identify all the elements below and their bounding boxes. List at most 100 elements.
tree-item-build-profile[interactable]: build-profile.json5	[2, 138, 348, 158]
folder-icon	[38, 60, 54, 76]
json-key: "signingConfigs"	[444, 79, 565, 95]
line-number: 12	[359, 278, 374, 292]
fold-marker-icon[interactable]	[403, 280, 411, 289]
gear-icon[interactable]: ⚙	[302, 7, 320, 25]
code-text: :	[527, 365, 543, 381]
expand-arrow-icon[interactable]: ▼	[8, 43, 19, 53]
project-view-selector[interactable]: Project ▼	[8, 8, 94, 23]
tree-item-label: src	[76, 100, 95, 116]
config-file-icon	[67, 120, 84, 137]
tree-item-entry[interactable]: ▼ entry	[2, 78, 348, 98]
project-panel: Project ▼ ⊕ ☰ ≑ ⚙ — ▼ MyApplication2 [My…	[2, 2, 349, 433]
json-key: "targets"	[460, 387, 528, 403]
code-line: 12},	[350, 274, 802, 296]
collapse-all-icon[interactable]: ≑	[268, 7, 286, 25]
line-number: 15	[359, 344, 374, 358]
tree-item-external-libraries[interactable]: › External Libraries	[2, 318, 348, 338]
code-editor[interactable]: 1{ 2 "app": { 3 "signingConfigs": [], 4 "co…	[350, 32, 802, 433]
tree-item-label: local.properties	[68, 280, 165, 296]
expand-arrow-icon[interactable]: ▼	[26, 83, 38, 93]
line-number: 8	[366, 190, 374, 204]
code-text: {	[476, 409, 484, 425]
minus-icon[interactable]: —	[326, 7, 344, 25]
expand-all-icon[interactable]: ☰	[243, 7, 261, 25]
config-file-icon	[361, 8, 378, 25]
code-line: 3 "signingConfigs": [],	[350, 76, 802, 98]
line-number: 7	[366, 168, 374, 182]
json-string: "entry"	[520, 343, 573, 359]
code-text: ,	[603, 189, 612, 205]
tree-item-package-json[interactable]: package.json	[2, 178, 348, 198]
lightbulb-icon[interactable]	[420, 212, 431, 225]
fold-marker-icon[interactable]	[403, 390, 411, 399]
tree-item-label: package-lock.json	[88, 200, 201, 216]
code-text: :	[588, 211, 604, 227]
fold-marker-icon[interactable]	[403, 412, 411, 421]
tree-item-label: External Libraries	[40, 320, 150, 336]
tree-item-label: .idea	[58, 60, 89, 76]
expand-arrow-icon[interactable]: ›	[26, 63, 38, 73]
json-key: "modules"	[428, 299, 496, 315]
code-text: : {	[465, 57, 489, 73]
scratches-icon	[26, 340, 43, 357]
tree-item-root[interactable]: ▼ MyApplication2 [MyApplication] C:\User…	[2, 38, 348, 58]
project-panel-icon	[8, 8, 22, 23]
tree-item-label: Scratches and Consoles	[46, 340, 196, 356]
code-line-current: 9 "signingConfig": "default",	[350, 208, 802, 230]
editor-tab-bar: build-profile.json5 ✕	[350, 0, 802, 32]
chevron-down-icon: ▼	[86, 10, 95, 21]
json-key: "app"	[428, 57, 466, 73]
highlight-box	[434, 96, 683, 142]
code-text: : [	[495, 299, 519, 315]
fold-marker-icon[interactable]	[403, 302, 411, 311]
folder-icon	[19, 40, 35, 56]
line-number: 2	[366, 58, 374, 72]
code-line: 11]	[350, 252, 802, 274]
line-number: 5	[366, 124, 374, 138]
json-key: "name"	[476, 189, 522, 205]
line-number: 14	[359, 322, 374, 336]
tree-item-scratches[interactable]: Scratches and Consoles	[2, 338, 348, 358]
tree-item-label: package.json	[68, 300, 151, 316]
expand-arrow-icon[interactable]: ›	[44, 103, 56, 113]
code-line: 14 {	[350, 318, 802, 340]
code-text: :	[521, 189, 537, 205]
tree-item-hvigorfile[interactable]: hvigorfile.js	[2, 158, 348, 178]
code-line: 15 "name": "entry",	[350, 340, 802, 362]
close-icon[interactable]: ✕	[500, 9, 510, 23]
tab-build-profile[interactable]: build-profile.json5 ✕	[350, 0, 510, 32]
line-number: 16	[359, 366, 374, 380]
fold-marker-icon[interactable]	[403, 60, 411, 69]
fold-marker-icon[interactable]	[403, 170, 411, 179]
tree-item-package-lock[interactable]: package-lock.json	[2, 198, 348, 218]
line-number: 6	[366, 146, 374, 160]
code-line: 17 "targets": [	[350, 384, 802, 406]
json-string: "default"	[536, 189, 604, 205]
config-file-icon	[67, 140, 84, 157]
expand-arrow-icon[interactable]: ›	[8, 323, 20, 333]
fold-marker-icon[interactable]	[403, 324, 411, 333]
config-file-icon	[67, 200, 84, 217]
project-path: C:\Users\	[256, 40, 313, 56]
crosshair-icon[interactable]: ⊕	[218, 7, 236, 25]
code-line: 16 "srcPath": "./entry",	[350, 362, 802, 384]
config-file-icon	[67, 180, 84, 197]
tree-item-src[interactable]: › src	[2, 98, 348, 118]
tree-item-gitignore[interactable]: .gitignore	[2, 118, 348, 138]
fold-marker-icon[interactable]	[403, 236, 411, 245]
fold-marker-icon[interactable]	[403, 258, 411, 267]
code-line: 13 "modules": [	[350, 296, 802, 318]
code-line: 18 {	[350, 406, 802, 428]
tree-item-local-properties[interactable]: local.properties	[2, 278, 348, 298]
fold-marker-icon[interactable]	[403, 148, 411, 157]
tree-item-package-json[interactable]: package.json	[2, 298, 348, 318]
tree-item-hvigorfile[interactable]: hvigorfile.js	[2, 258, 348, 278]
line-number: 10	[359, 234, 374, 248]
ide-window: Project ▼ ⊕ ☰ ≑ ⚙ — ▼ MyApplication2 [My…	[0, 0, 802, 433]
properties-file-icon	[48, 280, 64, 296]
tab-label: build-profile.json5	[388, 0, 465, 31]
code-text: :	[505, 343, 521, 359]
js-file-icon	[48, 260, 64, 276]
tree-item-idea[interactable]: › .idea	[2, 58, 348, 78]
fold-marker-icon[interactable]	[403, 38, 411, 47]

┄┄┄┄┄┄┄┄┄┄┄┄┄┄┄┄┄┄┄┄

--- Goal ---
Can you reproduce the listing above line for line, with no changes?

--- Answer below ---
identify all the elements below and their bounding boxes. List at most 100 elements.
tree-item-build-profile[interactable]: build-profile.json5	[2, 138, 348, 158]
folder-icon	[38, 60, 54, 76]
json-key: "signingConfigs"	[444, 79, 565, 95]
line-number: 12	[359, 278, 374, 292]
fold-marker-icon[interactable]	[403, 280, 411, 289]
gear-icon[interactable]: ⚙	[302, 7, 320, 25]
code-text: :	[527, 365, 543, 381]
expand-arrow-icon[interactable]: ▼	[8, 43, 19, 53]
project-view-selector[interactable]: Project ▼	[8, 8, 94, 23]
tree-item-label: src	[76, 100, 95, 116]
config-file-icon	[67, 120, 84, 137]
tree-item-entry[interactable]: ▼ entry	[2, 78, 348, 98]
project-panel: Project ▼ ⊕ ☰ ≑ ⚙ — ▼ MyApplication2 [My…	[2, 2, 349, 433]
json-key: "targets"	[460, 387, 528, 403]
code-line: 12},	[350, 274, 802, 296]
collapse-all-icon[interactable]: ≑	[268, 7, 286, 25]
line-number: 15	[359, 344, 374, 358]
tree-item-external-libraries[interactable]: › External Libraries	[2, 318, 348, 338]
code-editor[interactable]: 1{ 2 "app": { 3 "signingConfigs": [], 4 "co…	[350, 32, 802, 433]
tree-item-label: local.properties	[68, 280, 165, 296]
expand-arrow-icon[interactable]: ▼	[26, 83, 38, 93]
line-number: 8	[366, 190, 374, 204]
code-text: {	[476, 409, 484, 425]
minus-icon[interactable]: —	[326, 7, 344, 25]
expand-all-icon[interactable]: ☰	[243, 7, 261, 25]
config-file-icon	[361, 8, 378, 25]
code-line: 3 "signingConfigs": [],	[350, 76, 802, 98]
line-number: 7	[366, 168, 374, 182]
json-string: "entry"	[520, 343, 573, 359]
code-text: ,	[603, 189, 612, 205]
tree-item-package-json[interactable]: package.json	[2, 178, 348, 198]
lightbulb-icon[interactable]	[420, 212, 431, 225]
fold-marker-icon[interactable]	[403, 390, 411, 399]
tree-item-label: package-lock.json	[88, 200, 201, 216]
code-text: :	[588, 211, 604, 227]
fold-marker-icon[interactable]	[403, 412, 411, 421]
tree-item-label: External Libraries	[40, 320, 150, 336]
tree-item-label: .idea	[58, 60, 89, 76]
expand-arrow-icon[interactable]: ›	[26, 63, 38, 73]
json-key: "modules"	[428, 299, 496, 315]
code-text: : {	[465, 57, 489, 73]
scratches-icon	[26, 340, 43, 357]
tree-item-root[interactable]: ▼ MyApplication2 [MyApplication] C:\User…	[2, 38, 348, 58]
project-panel-icon	[8, 8, 22, 23]
tree-item-label: Scratches and Consoles	[46, 340, 196, 356]
code-line-current: 9 "signingConfig": "default",	[350, 208, 802, 230]
editor-tab-bar: build-profile.json5 ✕	[350, 0, 802, 32]
chevron-down-icon: ▼	[86, 10, 95, 21]
json-key: "app"	[428, 57, 466, 73]
highlight-box	[434, 96, 683, 142]
code-text: : [	[495, 299, 519, 315]
fold-marker-icon[interactable]	[403, 302, 411, 311]
folder-icon	[19, 40, 35, 56]
line-number: 2	[366, 58, 374, 72]
code-line: 11]	[350, 252, 802, 274]
line-number: 5	[366, 124, 374, 138]
json-key: "name"	[476, 189, 522, 205]
line-number: 14	[359, 322, 374, 336]
tree-item-scratches[interactable]: Scratches and Consoles	[2, 338, 348, 358]
tree-item-label: package.json	[68, 300, 151, 316]
expand-arrow-icon[interactable]: ›	[44, 103, 56, 113]
code-line: 14 {	[350, 318, 802, 340]
code-text: :	[521, 189, 537, 205]
tree-item-hvigorfile[interactable]: hvigorfile.js	[2, 158, 348, 178]
code-line: 15 "name": "entry",	[350, 340, 802, 362]
close-icon[interactable]: ✕	[500, 9, 510, 23]
tab-build-profile[interactable]: build-profile.json5 ✕	[350, 0, 510, 32]
line-number: 16	[359, 366, 374, 380]
fold-marker-icon[interactable]	[403, 60, 411, 69]
fold-marker-icon[interactable]	[403, 170, 411, 179]
tree-item-package-lock[interactable]: package-lock.json	[2, 198, 348, 218]
line-number: 6	[366, 146, 374, 160]
code-line: 17 "targets": [	[350, 384, 802, 406]
json-string: "default"	[536, 189, 604, 205]
config-file-icon	[67, 140, 84, 157]
expand-arrow-icon[interactable]: ›	[8, 323, 20, 333]
fold-marker-icon[interactable]	[403, 324, 411, 333]
config-file-icon	[67, 200, 84, 217]
project-path: C:\Users\	[256, 40, 313, 56]
crosshair-icon[interactable]: ⊕	[218, 7, 236, 25]
code-line: 16 "srcPath": "./entry",	[350, 362, 802, 384]
config-file-icon	[67, 180, 84, 197]
tree-item-src[interactable]: › src	[2, 98, 348, 118]
tree-item-gitignore[interactable]: .gitignore	[2, 118, 348, 138]
fold-marker-icon[interactable]	[403, 236, 411, 245]
fold-marker-icon[interactable]	[403, 258, 411, 267]
code-line: 13 "modules": [	[350, 296, 802, 318]
code-line: 18 {	[350, 406, 802, 428]
tree-item-local-properties[interactable]: local.properties	[2, 278, 348, 298]
fold-marker-icon[interactable]	[403, 148, 411, 157]
tree-item-package-json[interactable]: package.json	[2, 298, 348, 318]
tree-item-hvigorfile[interactable]: hvigorfile.js	[2, 258, 348, 278]
line-number: 10	[359, 234, 374, 248]
ide-window: Project ▼ ⊕ ☰ ≑ ⚙ — ▼ MyApplication2 [My…	[0, 0, 802, 433]
properties-file-icon	[48, 280, 64, 296]
tab-label: build-profile.json5	[388, 0, 465, 31]
code-text: :	[505, 343, 521, 359]
js-file-icon	[48, 260, 64, 276]
tree-item-idea[interactable]: › .idea	[2, 58, 348, 78]
fold-marker-icon[interactable]	[403, 38, 411, 47]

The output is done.